____ DATA SHOWN
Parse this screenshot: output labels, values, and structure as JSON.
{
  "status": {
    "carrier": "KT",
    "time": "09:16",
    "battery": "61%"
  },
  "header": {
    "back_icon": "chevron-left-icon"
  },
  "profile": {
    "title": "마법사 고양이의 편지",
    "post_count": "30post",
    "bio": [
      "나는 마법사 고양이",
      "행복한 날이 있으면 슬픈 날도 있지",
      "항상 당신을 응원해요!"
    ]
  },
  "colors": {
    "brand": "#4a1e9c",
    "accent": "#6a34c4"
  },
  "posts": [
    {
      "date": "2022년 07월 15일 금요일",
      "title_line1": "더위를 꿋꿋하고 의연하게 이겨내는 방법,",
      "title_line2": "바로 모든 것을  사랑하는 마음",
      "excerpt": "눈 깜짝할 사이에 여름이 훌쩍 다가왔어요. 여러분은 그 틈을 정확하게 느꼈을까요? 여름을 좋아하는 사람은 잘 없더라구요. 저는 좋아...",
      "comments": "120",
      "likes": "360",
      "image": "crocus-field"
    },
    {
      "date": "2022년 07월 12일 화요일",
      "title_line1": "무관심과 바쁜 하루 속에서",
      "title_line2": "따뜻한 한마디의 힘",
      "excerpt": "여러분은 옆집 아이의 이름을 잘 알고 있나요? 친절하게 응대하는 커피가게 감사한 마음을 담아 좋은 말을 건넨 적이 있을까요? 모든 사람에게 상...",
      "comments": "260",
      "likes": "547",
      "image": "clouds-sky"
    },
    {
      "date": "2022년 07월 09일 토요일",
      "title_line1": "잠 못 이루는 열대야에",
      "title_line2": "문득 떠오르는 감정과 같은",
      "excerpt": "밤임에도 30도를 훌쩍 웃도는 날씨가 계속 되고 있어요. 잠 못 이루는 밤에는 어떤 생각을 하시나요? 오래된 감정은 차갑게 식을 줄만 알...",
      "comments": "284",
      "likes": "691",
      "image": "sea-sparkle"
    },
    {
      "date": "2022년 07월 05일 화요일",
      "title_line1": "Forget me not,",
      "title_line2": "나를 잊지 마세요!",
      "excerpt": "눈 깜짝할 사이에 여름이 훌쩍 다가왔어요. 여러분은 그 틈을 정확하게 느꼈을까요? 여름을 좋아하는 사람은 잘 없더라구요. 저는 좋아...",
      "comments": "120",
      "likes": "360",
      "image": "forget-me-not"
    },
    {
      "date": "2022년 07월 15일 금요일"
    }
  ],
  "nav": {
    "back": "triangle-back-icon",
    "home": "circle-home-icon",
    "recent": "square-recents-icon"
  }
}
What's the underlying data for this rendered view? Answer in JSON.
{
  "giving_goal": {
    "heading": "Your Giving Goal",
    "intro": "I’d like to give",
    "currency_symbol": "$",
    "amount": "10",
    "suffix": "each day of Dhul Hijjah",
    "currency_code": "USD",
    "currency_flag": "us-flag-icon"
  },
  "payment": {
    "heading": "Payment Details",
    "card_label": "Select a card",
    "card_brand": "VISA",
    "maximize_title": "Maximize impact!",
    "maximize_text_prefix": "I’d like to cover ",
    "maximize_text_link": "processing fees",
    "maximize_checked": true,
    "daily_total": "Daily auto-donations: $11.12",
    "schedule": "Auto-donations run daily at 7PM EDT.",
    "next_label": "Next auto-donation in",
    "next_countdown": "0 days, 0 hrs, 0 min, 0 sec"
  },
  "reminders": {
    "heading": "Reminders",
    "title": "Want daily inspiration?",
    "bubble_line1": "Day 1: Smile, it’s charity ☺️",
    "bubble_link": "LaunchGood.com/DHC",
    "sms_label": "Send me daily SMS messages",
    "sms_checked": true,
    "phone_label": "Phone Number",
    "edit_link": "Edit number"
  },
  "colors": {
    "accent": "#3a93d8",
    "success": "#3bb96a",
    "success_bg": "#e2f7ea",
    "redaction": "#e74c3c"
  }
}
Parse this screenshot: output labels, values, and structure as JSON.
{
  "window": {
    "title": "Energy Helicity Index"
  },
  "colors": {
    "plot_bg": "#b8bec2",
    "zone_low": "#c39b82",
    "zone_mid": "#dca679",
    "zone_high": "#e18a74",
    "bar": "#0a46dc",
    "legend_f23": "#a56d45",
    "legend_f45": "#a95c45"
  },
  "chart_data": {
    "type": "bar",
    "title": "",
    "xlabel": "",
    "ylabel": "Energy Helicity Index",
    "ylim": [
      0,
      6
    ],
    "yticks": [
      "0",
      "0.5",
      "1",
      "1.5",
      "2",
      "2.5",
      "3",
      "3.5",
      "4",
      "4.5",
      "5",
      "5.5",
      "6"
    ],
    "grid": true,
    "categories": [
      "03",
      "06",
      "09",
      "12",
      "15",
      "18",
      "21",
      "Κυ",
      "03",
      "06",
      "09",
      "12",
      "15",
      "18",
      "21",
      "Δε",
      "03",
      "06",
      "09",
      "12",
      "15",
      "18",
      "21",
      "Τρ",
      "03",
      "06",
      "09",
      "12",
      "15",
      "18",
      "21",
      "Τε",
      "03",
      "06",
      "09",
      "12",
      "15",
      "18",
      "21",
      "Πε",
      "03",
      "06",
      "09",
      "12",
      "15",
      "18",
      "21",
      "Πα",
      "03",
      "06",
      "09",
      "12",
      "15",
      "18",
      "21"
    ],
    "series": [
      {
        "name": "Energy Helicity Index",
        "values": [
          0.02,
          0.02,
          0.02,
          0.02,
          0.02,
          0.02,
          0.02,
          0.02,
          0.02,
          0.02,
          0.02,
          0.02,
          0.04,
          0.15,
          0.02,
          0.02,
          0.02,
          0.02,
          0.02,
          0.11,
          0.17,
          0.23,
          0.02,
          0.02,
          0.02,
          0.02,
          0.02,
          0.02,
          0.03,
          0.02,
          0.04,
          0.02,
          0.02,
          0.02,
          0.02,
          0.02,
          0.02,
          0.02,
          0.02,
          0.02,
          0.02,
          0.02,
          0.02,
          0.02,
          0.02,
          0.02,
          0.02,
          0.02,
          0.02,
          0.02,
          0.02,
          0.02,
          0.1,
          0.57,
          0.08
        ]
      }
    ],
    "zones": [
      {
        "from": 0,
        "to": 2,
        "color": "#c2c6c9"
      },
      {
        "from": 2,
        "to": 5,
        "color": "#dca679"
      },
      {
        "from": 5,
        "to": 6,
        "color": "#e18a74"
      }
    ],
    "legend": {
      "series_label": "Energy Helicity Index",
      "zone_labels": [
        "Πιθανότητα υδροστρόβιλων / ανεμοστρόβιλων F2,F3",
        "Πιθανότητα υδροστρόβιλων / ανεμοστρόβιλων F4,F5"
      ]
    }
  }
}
________
■ **STATED TASK**:
Return all the data exactly as given.

■ **TASK RESULT**:
Parse this screenshot: output labels, values, and structure as JSON.
{
  "status": {
    "carrier": "KT",
    "time": "09:16",
    "battery": "61%"
  },
  "header": {
    "back_icon": "chevron-left-icon"
  },
  "profile": {
    "title": "마법사 고양이의 편지",
    "post_count": "30post",
    "bio": [
      "나는 마법사 고양이",
      "행복한 날이 있으면 슬픈 날도 있지",
      "항상 당신을 응원해요!"
    ]
  },
  "colors": {
    "brand": "#4a1e9c",
    "accent": "#6a34c4"
  },
  "posts": [
    {
      "date": "2022년 07월 15일 금요일",
      "title_line1": "더위를 꿋꿋하고 의연하게 이겨내는 방법,",
      "title_line2": "바로 모든 것을  사랑하는 마음",
      "excerpt": "눈 깜짝할 사이에 여름이 훌쩍 다가왔어요. 여러분은 그 틈을 정확하게 느꼈을까요? 여름을 좋아하는 사람은 잘 없더라구요. 저는 좋아...",
      "comments": "120",
      "likes": "360",
      "image": "crocus-field"
    },
    {
      "date": "2022년 07월 12일 화요일",
      "title_line1": "무관심과 바쁜 하루 속에서",
      "title_line2": "따뜻한 한마디의 힘",
      "excerpt": "여러분은 옆집 아이의 이름을 잘 알고 있나요? 친절하게 응대하는 커피가게 감사한 마음을 담아 좋은 말을 건넨 적이 있을까요? 모든 사람에게 상...",
      "comments": "260",
      "likes": "547",
      "image": "clouds-sky"
    },
    {
      "date": "2022년 07월 09일 토요일",
      "title_line1": "잠 못 이루는 열대야에",
      "title_line2": "문득 떠오르는 감정과 같은",
      "excerpt": "밤임에도 30도를 훌쩍 웃도는 날씨가 계속 되고 있어요. 잠 못 이루는 밤에는 어떤 생각을 하시나요? 오래된 감정은 차갑게 식을 줄만 알...",
      "comments": "284",
      "likes": "691",
      "image": "sea-sparkle"
    },
    {
      "date": "2022년 07월 05일 화요일",
      "title_line1": "Forget me not,",
      "title_line2": "나를 잊지 마세요!",
      "excerpt": "눈 깜짝할 사이에 여름이 훌쩍 다가왔어요. 여러분은 그 틈을 정확하게 느꼈을까요? 여름을 좋아하는 사람은 잘 없더라구요. 저는 좋아...",
      "comments": "120",
      "likes": "360",
      "image": "forget-me-not"
    },
    {
      "date": "2022년 07월 15일 금요일"
    }
  ],
  "nav": {
    "back": "triangle-back-icon",
    "home": "circle-home-icon",
    "recent": "square-recents-icon"
  }
}
What's the underlying data for this rendered view? Answer in JSON.
{
  "giving_goal": {
    "heading": "Your Giving Goal",
    "intro": "I’d like to give",
    "currency_symbol": "$",
    "amount": "10",
    "suffix": "each day of Dhul Hijjah",
    "currency_code": "USD",
    "currency_flag": "us-flag-icon"
  },
  "payment": {
    "heading": "Payment Details",
    "card_label": "Select a card",
    "card_brand": "VISA",
    "maximize_title": "Maximize impact!",
    "maximize_text_prefix": "I’d like to cover ",
    "maximize_text_link": "processing fees",
    "maximize_checked": true,
    "daily_total": "Daily auto-donations: $11.12",
    "schedule": "Auto-donations run daily at 7PM EDT.",
    "next_label": "Next auto-donation in",
    "next_countdown": "0 days, 0 hrs, 0 min, 0 sec"
  },
  "reminders": {
    "heading": "Reminders",
    "title": "Want daily inspiration?",
    "bubble_line1": "Day 1: Smile, it’s charity ☺️",
    "bubble_link": "LaunchGood.com/DHC",
    "sms_label": "Send me daily SMS messages",
    "sms_checked": true,
    "phone_label": "Phone Number",
    "edit_link": "Edit number"
  },
  "colors": {
    "accent": "#3a93d8",
    "success": "#3bb96a",
    "success_bg": "#e2f7ea",
    "redaction": "#e74c3c"
  }
}
Parse this screenshot: output labels, values, and structure as JSON.
{
  "window": {
    "title": "Energy Helicity Index"
  },
  "colors": {
    "plot_bg": "#b8bec2",
    "zone_low": "#c39b82",
    "zone_mid": "#dca679",
    "zone_high": "#e18a74",
    "bar": "#0a46dc",
    "legend_f23": "#a56d45",
    "legend_f45": "#a95c45"
  },
  "chart_data": {
    "type": "bar",
    "title": "",
    "xlabel": "",
    "ylabel": "Energy Helicity Index",
    "ylim": [
      0,
      6
    ],
    "yticks": [
      "0",
      "0.5",
      "1",
      "1.5",
      "2",
      "2.5",
      "3",
      "3.5",
      "4",
      "4.5",
      "5",
      "5.5",
      "6"
    ],
    "grid": true,
    "categories": [
      "03",
      "06",
      "09",
      "12",
      "15",
      "18",
      "21",
      "Κυ",
      "03",
      "06",
      "09",
      "12",
      "15",
      "18",
      "21",
      "Δε",
      "03",
      "06",
      "09",
      "12",
      "15",
      "18",
      "21",
      "Τρ",
      "03",
      "06",
      "09",
      "12",
      "15",
      "18",
      "21",
      "Τε",
      "03",
      "06",
      "09",
      "12",
      "15",
      "18",
      "21",
      "Πε",
      "03",
      "06",
      "09",
      "12",
      "15",
      "18",
      "21",
      "Πα",
      "03",
      "06",
      "09",
      "12",
      "15",
      "18",
      "21"
    ],
    "series": [
      {
        "name": "Energy Helicity Index",
        "values": [
          0.02,
          0.02,
          0.02,
          0.02,
          0.02,
          0.02,
          0.02,
          0.02,
          0.02,
          0.02,
          0.02,
          0.02,
          0.04,
          0.15,
          0.02,
          0.02,
          0.02,
          0.02,
          0.02,
          0.11,
          0.17,
          0.23,
          0.02,
          0.02,
          0.02,
          0.02,
          0.02,
          0.02,
          0.03,
          0.02,
          0.04,
          0.02,
          0.02,
          0.02,
          0.02,
          0.02,
          0.02,
          0.02,
          0.02,
          0.02,
          0.02,
          0.02,
          0.02,
          0.02,
          0.02,
          0.02,
          0.02,
          0.02,
          0.02,
          0.02,
          0.02,
          0.02,
          0.1,
          0.57,
          0.08
        ]
      }
    ],
    "zones": [
      {
        "from": 0,
        "to": 2,
        "color": "#c2c6c9"
      },
      {
        "from": 2,
        "to": 5,
        "color": "#dca679"
      },
      {
        "from": 5,
        "to": 6,
        "color": "#e18a74"
      }
    ],
    "legend": {
      "series_label": "Energy Helicity Index",
      "zone_labels": [
        "Πιθανότητα υδροστρόβιλων / ανεμοστρόβιλων F2,F3",
        "Πιθανότητα υδροστρόβιλων / ανεμοστρόβιλων F4,F5"
      ]
    }
  }
}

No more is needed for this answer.